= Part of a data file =

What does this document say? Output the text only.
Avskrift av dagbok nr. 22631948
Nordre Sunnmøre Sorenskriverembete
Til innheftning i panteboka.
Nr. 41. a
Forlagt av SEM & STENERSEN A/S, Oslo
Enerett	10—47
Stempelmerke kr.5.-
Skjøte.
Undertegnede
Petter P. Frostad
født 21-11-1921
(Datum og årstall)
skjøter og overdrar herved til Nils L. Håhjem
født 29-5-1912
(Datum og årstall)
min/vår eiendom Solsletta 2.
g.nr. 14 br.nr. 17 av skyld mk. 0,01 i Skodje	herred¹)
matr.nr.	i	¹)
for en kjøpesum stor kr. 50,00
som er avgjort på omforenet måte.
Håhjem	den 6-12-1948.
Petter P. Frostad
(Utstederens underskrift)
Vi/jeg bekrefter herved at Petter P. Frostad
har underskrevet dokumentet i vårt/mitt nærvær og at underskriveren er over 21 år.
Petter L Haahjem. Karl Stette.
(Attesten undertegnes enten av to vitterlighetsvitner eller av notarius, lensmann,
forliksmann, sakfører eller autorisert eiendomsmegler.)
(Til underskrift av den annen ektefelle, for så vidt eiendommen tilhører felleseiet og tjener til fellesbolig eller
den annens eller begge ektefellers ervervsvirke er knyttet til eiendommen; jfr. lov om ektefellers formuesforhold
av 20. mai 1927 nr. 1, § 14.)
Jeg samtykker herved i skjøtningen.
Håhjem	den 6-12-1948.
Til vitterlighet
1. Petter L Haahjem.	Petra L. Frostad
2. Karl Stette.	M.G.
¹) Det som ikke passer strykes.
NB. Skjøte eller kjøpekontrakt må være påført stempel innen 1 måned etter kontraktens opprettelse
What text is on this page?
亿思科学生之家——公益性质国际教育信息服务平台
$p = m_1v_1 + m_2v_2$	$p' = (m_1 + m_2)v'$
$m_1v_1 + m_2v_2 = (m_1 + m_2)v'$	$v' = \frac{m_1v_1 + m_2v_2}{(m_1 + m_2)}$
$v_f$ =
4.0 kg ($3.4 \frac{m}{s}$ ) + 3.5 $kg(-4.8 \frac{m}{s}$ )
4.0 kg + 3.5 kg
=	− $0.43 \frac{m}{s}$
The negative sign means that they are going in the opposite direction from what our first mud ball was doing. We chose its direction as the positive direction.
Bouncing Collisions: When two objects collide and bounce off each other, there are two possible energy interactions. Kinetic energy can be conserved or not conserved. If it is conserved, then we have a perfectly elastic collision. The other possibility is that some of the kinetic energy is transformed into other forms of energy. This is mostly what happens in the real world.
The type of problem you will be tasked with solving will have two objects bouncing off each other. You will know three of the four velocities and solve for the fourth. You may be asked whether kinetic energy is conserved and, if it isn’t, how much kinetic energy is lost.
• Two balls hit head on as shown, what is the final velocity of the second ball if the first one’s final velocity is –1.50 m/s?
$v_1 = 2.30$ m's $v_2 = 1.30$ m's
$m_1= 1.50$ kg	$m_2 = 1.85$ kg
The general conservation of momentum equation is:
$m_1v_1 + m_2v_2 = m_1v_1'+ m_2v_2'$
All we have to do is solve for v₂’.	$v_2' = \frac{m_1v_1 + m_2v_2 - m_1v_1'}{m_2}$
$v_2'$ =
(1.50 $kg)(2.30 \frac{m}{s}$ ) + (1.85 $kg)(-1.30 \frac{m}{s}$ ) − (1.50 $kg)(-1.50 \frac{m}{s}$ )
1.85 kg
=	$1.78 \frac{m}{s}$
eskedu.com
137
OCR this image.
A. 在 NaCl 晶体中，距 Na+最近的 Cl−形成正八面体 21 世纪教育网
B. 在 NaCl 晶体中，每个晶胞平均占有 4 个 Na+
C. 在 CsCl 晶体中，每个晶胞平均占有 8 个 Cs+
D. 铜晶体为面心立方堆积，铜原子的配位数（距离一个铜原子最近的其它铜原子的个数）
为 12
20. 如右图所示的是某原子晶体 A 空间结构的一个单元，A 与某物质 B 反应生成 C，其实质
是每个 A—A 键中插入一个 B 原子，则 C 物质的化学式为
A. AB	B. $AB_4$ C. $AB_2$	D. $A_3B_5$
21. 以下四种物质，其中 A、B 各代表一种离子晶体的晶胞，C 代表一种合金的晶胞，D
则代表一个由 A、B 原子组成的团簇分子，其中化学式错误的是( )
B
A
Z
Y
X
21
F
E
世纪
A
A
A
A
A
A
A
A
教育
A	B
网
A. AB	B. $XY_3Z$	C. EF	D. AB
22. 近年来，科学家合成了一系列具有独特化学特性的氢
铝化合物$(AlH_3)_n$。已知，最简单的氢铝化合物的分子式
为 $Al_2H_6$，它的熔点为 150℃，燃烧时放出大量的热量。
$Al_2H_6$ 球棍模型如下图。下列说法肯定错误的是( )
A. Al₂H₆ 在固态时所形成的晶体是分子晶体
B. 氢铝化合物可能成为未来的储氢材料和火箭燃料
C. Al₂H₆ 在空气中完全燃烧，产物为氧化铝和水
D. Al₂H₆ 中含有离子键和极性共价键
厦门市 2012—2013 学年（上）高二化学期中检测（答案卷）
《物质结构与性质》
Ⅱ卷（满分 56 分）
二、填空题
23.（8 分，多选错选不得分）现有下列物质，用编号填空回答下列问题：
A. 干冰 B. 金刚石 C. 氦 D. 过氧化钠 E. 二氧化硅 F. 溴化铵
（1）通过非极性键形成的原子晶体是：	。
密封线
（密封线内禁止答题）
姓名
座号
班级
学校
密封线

= SHORT TASK =
Repeat the material above exactly.

= COMPLETED EXERCISE =
What does this document say? Output the text only.
Avskrift av dagbok nr. 22631948
Nordre Sunnmøre Sorenskriverembete
Til innheftning i panteboka.
Nr. 41. a
Forlagt av SEM & STENERSEN A/S, Oslo
Enerett	10—47
Stempelmerke kr.5.-
Skjøte.
Undertegnede
Petter P. Frostad
født 21-11-1921
(Datum og årstall)
skjøter og overdrar herved til Nils L. Håhjem
født 29-5-1912
(Datum og årstall)
min/vår eiendom Solsletta 2.
g.nr. 14 br.nr. 17 av skyld mk. 0,01 i Skodje	herred¹)
matr.nr.	i	¹)
for en kjøpesum stor kr. 50,00
som er avgjort på omforenet måte.
Håhjem	den 6-12-1948.
Petter P. Frostad
(Utstederens underskrift)
Vi/jeg bekrefter herved at Petter P. Frostad
har underskrevet dokumentet i vårt/mitt nærvær og at underskriveren er over 21 år.
Petter L Haahjem. Karl Stette.
(Attesten undertegnes enten av to vitterlighetsvitner eller av notarius, lensmann,
forliksmann, sakfører eller autorisert eiendomsmegler.)
(Til underskrift av den annen ektefelle, for så vidt eiendommen tilhører felleseiet og tjener til fellesbolig eller
den annens eller begge ektefellers ervervsvirke er knyttet til eiendommen; jfr. lov om ektefellers formuesforhold
av 20. mai 1927 nr. 1, § 14.)
Jeg samtykker herved i skjøtningen.
Håhjem	den 6-12-1948.
Til vitterlighet
1. Petter L Haahjem.	Petra L. Frostad
2. Karl Stette.	M.G.
¹) Det som ikke passer strykes.
NB. Skjøte eller kjøpekontrakt må være påført stempel innen 1 måned etter kontraktens opprettelse
What text is on this page?
亿思科学生之家——公益性质国际教育信息服务平台
$p = m_1v_1 + m_2v_2$	$p' = (m_1 + m_2)v'$
$m_1v_1 + m_2v_2 = (m_1 + m_2)v'$	$v' = \frac{m_1v_1 + m_2v_2}{(m_1 + m_2)}$
$v_f$ =
4.0 kg ($3.4 \frac{m}{s}$ ) + 3.5 $kg(-4.8 \frac{m}{s}$ )
4.0 kg + 3.5 kg
=	− $0.43 \frac{m}{s}$
The negative sign means that they are going in the opposite direction from what our first mud ball was doing. We chose its direction as the positive direction.
Bouncing Collisions: When two objects collide and bounce off each other, there are two possible energy interactions. Kinetic energy can be conserved or not conserved. If it is conserved, then we have a perfectly elastic collision. The other possibility is that some of the kinetic energy is transformed into other forms of energy. This is mostly what happens in the real world.
The type of problem you will be tasked with solving will have two objects bouncing off each other. You will know three of the four velocities and solve for the fourth. You may be asked whether kinetic energy is conserved and, if it isn’t, how much kinetic energy is lost.
• Two balls hit head on as shown, what is the final velocity of the second ball if the first one’s final velocity is –1.50 m/s?
$v_1 = 2.30$ m's $v_2 = 1.30$ m's
$m_1= 1.50$ kg	$m_2 = 1.85$ kg
The general conservation of momentum equation is:
$m_1v_1 + m_2v_2 = m_1v_1'+ m_2v_2'$
All we have to do is solve for v₂’.	$v_2' = \frac{m_1v_1 + m_2v_2 - m_1v_1'}{m_2}$
$v_2'$ =
(1.50 $kg)(2.30 \frac{m}{s}$ ) + (1.85 $kg)(-1.30 \frac{m}{s}$ ) − (1.50 $kg)(-1.50 \frac{m}{s}$ )
1.85 kg
=	$1.78 \frac{m}{s}$
eskedu.com
137
OCR this image.
A. 在 NaCl 晶体中，距 Na+最近的 Cl−形成正八面体 21 世纪教育网
B. 在 NaCl 晶体中，每个晶胞平均占有 4 个 Na+
C. 在 CsCl 晶体中，每个晶胞平均占有 8 个 Cs+
D. 铜晶体为面心立方堆积，铜原子的配位数（距离一个铜原子最近的其它铜原子的个数）
为 12
20. 如右图所示的是某原子晶体 A 空间结构的一个单元，A 与某物质 B 反应生成 C，其实质
是每个 A—A 键中插入一个 B 原子，则 C 物质的化学式为
A. AB	B. $AB_4$ C. $AB_2$	D. $A_3B_5$
21. 以下四种物质，其中 A、B 各代表一种离子晶体的晶胞，C 代表一种合金的晶胞，D
则代表一个由 A、B 原子组成的团簇分子，其中化学式错误的是( )
B
A
Z
Y
X
21
F
E
世纪
A
A
A
A
A
A
A
A
教育
A	B
网
A. AB	B. $XY_3Z$	C. EF	D. AB
22. 近年来，科学家合成了一系列具有独特化学特性的氢
铝化合物$(AlH_3)_n$。已知，最简单的氢铝化合物的分子式
为 $Al_2H_6$，它的熔点为 150℃，燃烧时放出大量的热量。
$Al_2H_6$ 球棍模型如下图。下列说法肯定错误的是( )
A. Al₂H₆ 在固态时所形成的晶体是分子晶体
B. 氢铝化合物可能成为未来的储氢材料和火箭燃料
C. Al₂H₆ 在空气中完全燃烧，产物为氧化铝和水
D. Al₂H₆ 中含有离子键和极性共价键
厦门市 2012—2013 学年（上）高二化学期中检测（答案卷）
《物质结构与性质》
Ⅱ卷（满分 56 分）
二、填空题
23.（8 分，多选错选不得分）现有下列物质，用编号填空回答下列问题：
A. 干冰 B. 金刚石 C. 氦 D. 过氧化钠 E. 二氧化硅 F. 溴化铵
（1）通过非极性键形成的原子晶体是：	。
密封线
（密封线内禁止答题）
姓名
座号
班级
学校
密封线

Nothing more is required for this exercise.